[Stored data entries]
------------------------------------

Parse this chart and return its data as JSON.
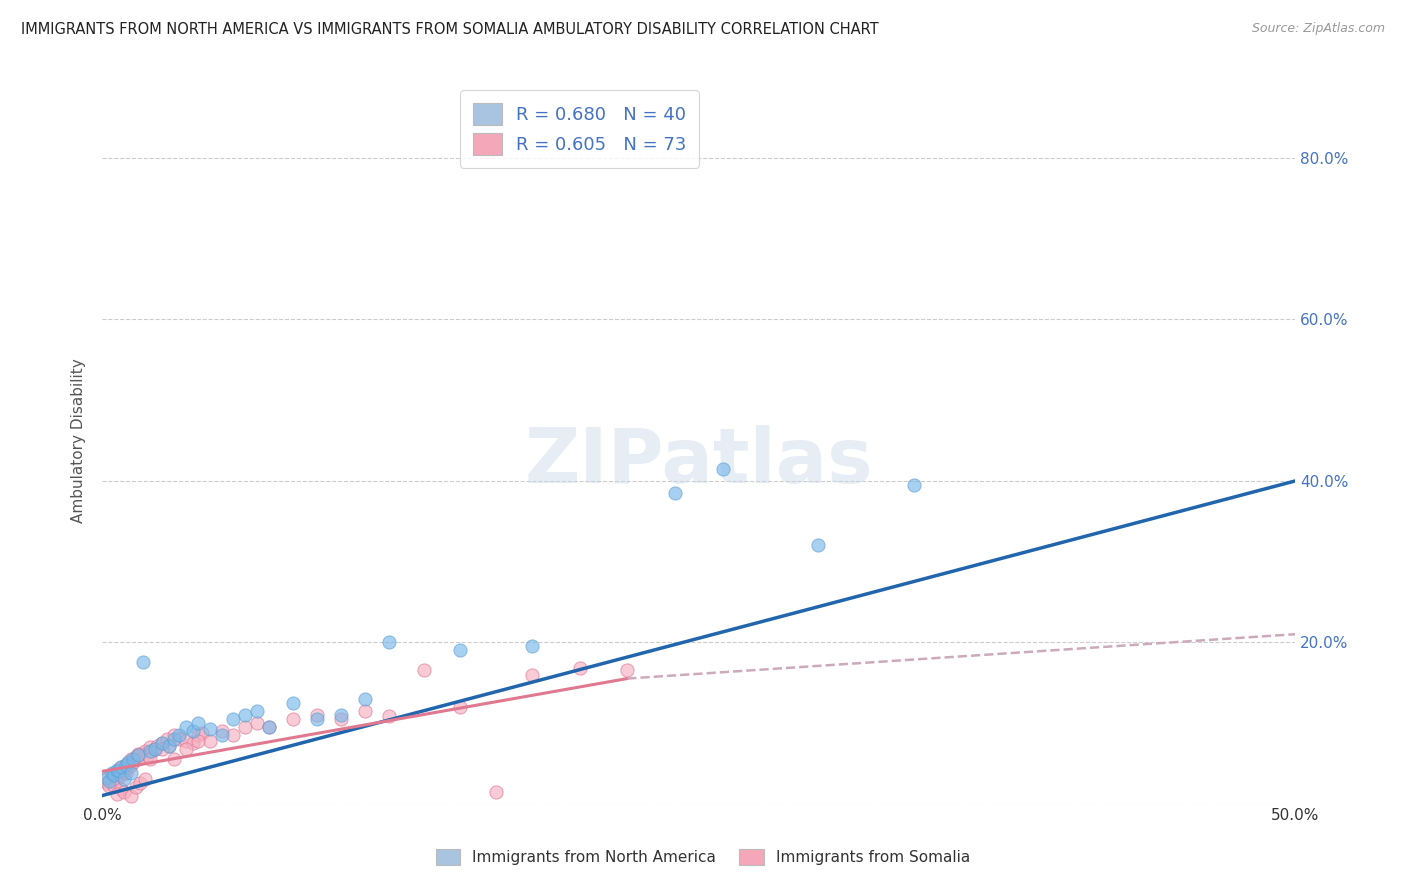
{
  "title": "IMMIGRANTS FROM NORTH AMERICA VS IMMIGRANTS FROM SOMALIA AMBULATORY DISABILITY CORRELATION CHART",
  "source": "Source: ZipAtlas.com",
  "ylabel": "Ambulatory Disability",
  "xlim": [
    0.0,
    0.5
  ],
  "ylim": [
    0.0,
    0.9
  ],
  "xticks": [
    0.0,
    0.1,
    0.2,
    0.3,
    0.4,
    0.5
  ],
  "xticklabels": [
    "0.0%",
    "",
    "",
    "",
    "",
    "50.0%"
  ],
  "yticks_right": [
    0.2,
    0.4,
    0.6,
    0.8
  ],
  "yticklabels_right": [
    "20.0%",
    "40.0%",
    "60.0%",
    "80.0%"
  ],
  "legend1_label": "R = 0.680   N = 40",
  "legend2_label": "R = 0.605   N = 73",
  "legend_color1": "#a8c4e0",
  "legend_color2": "#f4a7b9",
  "scatter1_color": "#7ab8e8",
  "scatter1_edgecolor": "#5a9fd4",
  "scatter2_color": "#f5afc0",
  "scatter2_edgecolor": "#e07090",
  "line1_color": "#2166ac",
  "line2_color": "#e07890",
  "line2_dash_color": "#ccaabb",
  "grid_color": "#cccccc",
  "background_color": "#ffffff",
  "blue_points_x": [
    0.002,
    0.003,
    0.004,
    0.005,
    0.006,
    0.007,
    0.008,
    0.009,
    0.01,
    0.011,
    0.012,
    0.013,
    0.015,
    0.017,
    0.02,
    0.022,
    0.025,
    0.028,
    0.03,
    0.032,
    0.035,
    0.038,
    0.04,
    0.045,
    0.05,
    0.055,
    0.06,
    0.065,
    0.07,
    0.08,
    0.09,
    0.1,
    0.11,
    0.12,
    0.15,
    0.18,
    0.24,
    0.26,
    0.3,
    0.34
  ],
  "blue_points_y": [
    0.032,
    0.028,
    0.038,
    0.035,
    0.042,
    0.04,
    0.045,
    0.03,
    0.048,
    0.052,
    0.038,
    0.055,
    0.06,
    0.175,
    0.065,
    0.068,
    0.075,
    0.072,
    0.08,
    0.085,
    0.095,
    0.09,
    0.1,
    0.092,
    0.085,
    0.105,
    0.11,
    0.115,
    0.095,
    0.125,
    0.105,
    0.11,
    0.13,
    0.2,
    0.19,
    0.195,
    0.385,
    0.415,
    0.32,
    0.395
  ],
  "pink_points_x": [
    0.001,
    0.002,
    0.003,
    0.004,
    0.005,
    0.005,
    0.006,
    0.006,
    0.007,
    0.007,
    0.008,
    0.008,
    0.009,
    0.009,
    0.01,
    0.01,
    0.011,
    0.011,
    0.012,
    0.012,
    0.013,
    0.014,
    0.015,
    0.015,
    0.016,
    0.017,
    0.018,
    0.019,
    0.02,
    0.021,
    0.022,
    0.023,
    0.025,
    0.027,
    0.028,
    0.03,
    0.032,
    0.035,
    0.038,
    0.04,
    0.042,
    0.045,
    0.05,
    0.055,
    0.06,
    0.065,
    0.07,
    0.08,
    0.09,
    0.1,
    0.11,
    0.12,
    0.135,
    0.15,
    0.165,
    0.18,
    0.2,
    0.22,
    0.01,
    0.015,
    0.02,
    0.025,
    0.03,
    0.04,
    0.005,
    0.008,
    0.006,
    0.009,
    0.012,
    0.014,
    0.016,
    0.018,
    0.035
  ],
  "pink_points_y": [
    0.03,
    0.025,
    0.022,
    0.028,
    0.035,
    0.038,
    0.032,
    0.04,
    0.038,
    0.042,
    0.035,
    0.045,
    0.04,
    0.042,
    0.038,
    0.048,
    0.045,
    0.05,
    0.048,
    0.055,
    0.052,
    0.058,
    0.06,
    0.055,
    0.062,
    0.058,
    0.065,
    0.06,
    0.07,
    0.065,
    0.068,
    0.072,
    0.075,
    0.08,
    0.072,
    0.085,
    0.08,
    0.078,
    0.075,
    0.085,
    0.088,
    0.078,
    0.09,
    0.085,
    0.095,
    0.1,
    0.095,
    0.105,
    0.11,
    0.105,
    0.115,
    0.108,
    0.165,
    0.12,
    0.015,
    0.16,
    0.168,
    0.165,
    0.048,
    0.062,
    0.055,
    0.068,
    0.055,
    0.078,
    0.022,
    0.018,
    0.012,
    0.015,
    0.01,
    0.02,
    0.025,
    0.03,
    0.068
  ],
  "line1_x_start": 0.0,
  "line1_x_end": 0.5,
  "line1_y_start": 0.01,
  "line1_y_end": 0.4,
  "line2_solid_x_start": 0.0,
  "line2_solid_x_end": 0.22,
  "line2_dash_x_start": 0.22,
  "line2_dash_x_end": 0.5,
  "line2_y_start": 0.04,
  "line2_y_end_solid": 0.155,
  "line2_y_end_dash": 0.21
}
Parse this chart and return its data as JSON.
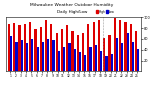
{
  "title": "Milwaukee Weather Outdoor Humidity",
  "subtitle": "Daily High/Low",
  "high_values": [
    88,
    90,
    85,
    88,
    92,
    78,
    82,
    95,
    88,
    72,
    78,
    85,
    75,
    68,
    72,
    88,
    92,
    95,
    62,
    68,
    98,
    95,
    92,
    88,
    75
  ],
  "low_values": [
    65,
    55,
    58,
    52,
    60,
    45,
    55,
    60,
    58,
    38,
    45,
    52,
    42,
    35,
    30,
    45,
    48,
    38,
    28,
    32,
    62,
    52,
    72,
    55,
    42
  ],
  "high_color": "#dd0000",
  "low_color": "#0000cc",
  "bg_color": "#ffffff",
  "plot_bg": "#ffffff",
  "ylim": [
    0,
    100
  ],
  "yticks": [
    20,
    40,
    60,
    80,
    100
  ],
  "dashed_line_x": 18,
  "n_bars": 25
}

------------------------------------

# Exercise goal
Reproduce all entries without any change, and omit the pictures.

# Task answer
Parse this chart and return its data as JSON.
{
  "title": "IMMIGRANTS FROM NORTH AMERICA VS IMMIGRANTS FROM SOMALIA AMBULATORY DISABILITY CORRELATION CHART",
  "source": "Source: ZipAtlas.com",
  "ylabel": "Ambulatory Disability",
  "xlim": [
    0.0,
    0.5
  ],
  "ylim": [
    0.0,
    0.9
  ],
  "xticks": [
    0.0,
    0.1,
    0.2,
    0.3,
    0.4,
    0.5
  ],
  "xticklabels": [
    "0.0%",
    "",
    "",
    "",
    "",
    "50.0%"
  ],
  "yticks_right": [
    0.2,
    0.4,
    0.6,
    0.8
  ],
  "yticklabels_right": [
    "20.0%",
    "40.0%",
    "60.0%",
    "80.0%"
  ],
  "legend1_label": "R = 0.680   N = 40",
  "legend2_label": "R = 0.605   N = 73",
  "legend_color1": "#a8c4e0",
  "legend_color2": "#f4a7b9",
  "scatter1_color": "#7ab8e8",
  "scatter1_edgecolor": "#5a9fd4",
  "scatter2_color": "#f5afc0",
  "scatter2_edgecolor": "#e07090",
  "line1_color": "#2166ac",
  "line2_color": "#e07890",
  "line2_dash_color": "#ccaabb",
  "grid_color": "#cccccc",
  "background_color": "#ffffff",
  "blue_points_x": [
    0.002,
    0.003,
    0.004,
    0.005,
    0.006,
    0.007,
    0.008,
    0.009,
    0.01,
    0.011,
    0.012,
    0.013,
    0.015,
    0.017,
    0.02,
    0.022,
    0.025,
    0.028,
    0.03,
    0.032,
    0.035,
    0.038,
    0.04,
    0.045,
    0.05,
    0.055,
    0.06,
    0.065,
    0.07,
    0.08,
    0.09,
    0.1,
    0.11,
    0.12,
    0.15,
    0.18,
    0.24,
    0.26,
    0.3,
    0.34
  ],
  "blue_points_y": [
    0.032,
    0.028,
    0.038,
    0.035,
    0.042,
    0.04,
    0.045,
    0.03,
    0.048,
    0.052,
    0.038,
    0.055,
    0.06,
    0.175,
    0.065,
    0.068,
    0.075,
    0.072,
    0.08,
    0.085,
    0.095,
    0.09,
    0.1,
    0.092,
    0.085,
    0.105,
    0.11,
    0.115,
    0.095,
    0.125,
    0.105,
    0.11,
    0.13,
    0.2,
    0.19,
    0.195,
    0.385,
    0.415,
    0.32,
    0.395
  ],
  "pink_points_x": [
    0.001,
    0.002,
    0.003,
    0.004,
    0.005,
    0.005,
    0.006,
    0.006,
    0.007,
    0.007,
    0.008,
    0.008,
    0.009,
    0.009,
    0.01,
    0.01,
    0.011,
    0.011,
    0.012,
    0.012,
    0.013,
    0.014,
    0.015,
    0.015,
    0.016,
    0.017,
    0.018,
    0.019,
    0.02,
    0.021,
    0.022,
    0.023,
    0.025,
    0.027,
    0.028,
    0.03,
    0.032,
    0.035,
    0.038,
    0.04,
    0.042,
    0.045,
    0.05,
    0.055,
    0.06,
    0.065,
    0.07,
    0.08,
    0.09,
    0.1,
    0.11,
    0.12,
    0.135,
    0.15,
    0.165,
    0.18,
    0.2,
    0.22,
    0.01,
    0.015,
    0.02,
    0.025,
    0.03,
    0.04,
    0.005,
    0.008,
    0.006,
    0.009,
    0.012,
    0.014,
    0.016,
    0.018,
    0.035
  ],
  "pink_points_y": [
    0.03,
    0.025,
    0.022,
    0.028,
    0.035,
    0.038,
    0.032,
    0.04,
    0.038,
    0.042,
    0.035,
    0.045,
    0.04,
    0.042,
    0.038,
    0.048,
    0.045,
    0.05,
    0.048,
    0.055,
    0.052,
    0.058,
    0.06,
    0.055,
    0.062,
    0.058,
    0.065,
    0.06,
    0.07,
    0.065,
    0.068,
    0.072,
    0.075,
    0.08,
    0.072,
    0.085,
    0.08,
    0.078,
    0.075,
    0.085,
    0.088,
    0.078,
    0.09,
    0.085,
    0.095,
    0.1,
    0.095,
    0.105,
    0.11,
    0.105,
    0.115,
    0.108,
    0.165,
    0.12,
    0.015,
    0.16,
    0.168,
    0.165,
    0.048,
    0.062,
    0.055,
    0.068,
    0.055,
    0.078,
    0.022,
    0.018,
    0.012,
    0.015,
    0.01,
    0.02,
    0.025,
    0.03,
    0.068
  ],
  "line1_x_start": 0.0,
  "line1_x_end": 0.5,
  "line1_y_start": 0.01,
  "line1_y_end": 0.4,
  "line2_solid_x_start": 0.0,
  "line2_solid_x_end": 0.22,
  "line2_dash_x_start": 0.22,
  "line2_dash_x_end": 0.5,
  "line2_y_start": 0.04,
  "line2_y_end_solid": 0.155,
  "line2_y_end_dash": 0.21
}
Parse this chart and return its data as JSON.
{
  "title": "Milwaukee Weather Outdoor Humidity",
  "subtitle": "Daily High/Low",
  "high_values": [
    88,
    90,
    85,
    88,
    92,
    78,
    82,
    95,
    88,
    72,
    78,
    85,
    75,
    68,
    72,
    88,
    92,
    95,
    62,
    68,
    98,
    95,
    92,
    88,
    75
  ],
  "low_values": [
    65,
    55,
    58,
    52,
    60,
    45,
    55,
    60,
    58,
    38,
    45,
    52,
    42,
    35,
    30,
    45,
    48,
    38,
    28,
    32,
    62,
    52,
    72,
    55,
    42
  ],
  "high_color": "#dd0000",
  "low_color": "#0000cc",
  "bg_color": "#ffffff",
  "plot_bg": "#ffffff",
  "ylim": [
    0,
    100
  ],
  "yticks": [
    20,
    40,
    60,
    80,
    100
  ],
  "dashed_line_x": 18,
  "n_bars": 25
}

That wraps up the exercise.